## Task instructions:
Pull every line with "Wildlife" from the data below and copy it.

▬▬▬▬▬▬

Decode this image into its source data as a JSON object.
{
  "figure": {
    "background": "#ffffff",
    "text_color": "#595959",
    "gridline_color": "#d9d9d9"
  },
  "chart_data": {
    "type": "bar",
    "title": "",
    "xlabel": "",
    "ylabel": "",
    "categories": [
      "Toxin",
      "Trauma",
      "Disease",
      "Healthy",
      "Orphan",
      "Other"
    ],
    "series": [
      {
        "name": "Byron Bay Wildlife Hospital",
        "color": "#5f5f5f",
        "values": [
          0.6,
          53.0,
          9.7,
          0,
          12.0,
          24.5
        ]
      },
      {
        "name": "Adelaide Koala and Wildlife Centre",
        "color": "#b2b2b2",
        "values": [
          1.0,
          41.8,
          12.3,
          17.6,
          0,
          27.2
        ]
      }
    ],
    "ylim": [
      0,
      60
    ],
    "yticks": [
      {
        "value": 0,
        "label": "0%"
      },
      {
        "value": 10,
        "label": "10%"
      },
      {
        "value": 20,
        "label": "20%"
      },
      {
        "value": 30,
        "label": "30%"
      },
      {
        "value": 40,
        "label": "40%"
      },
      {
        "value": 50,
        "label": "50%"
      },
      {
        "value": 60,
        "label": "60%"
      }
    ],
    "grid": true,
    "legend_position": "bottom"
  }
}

▬▬▬▬▬▬

## Worked solution:
        "name": "Byron Bay Wildlife Hospital",
        "name": "Adelaide Koala and Wildlife Centre",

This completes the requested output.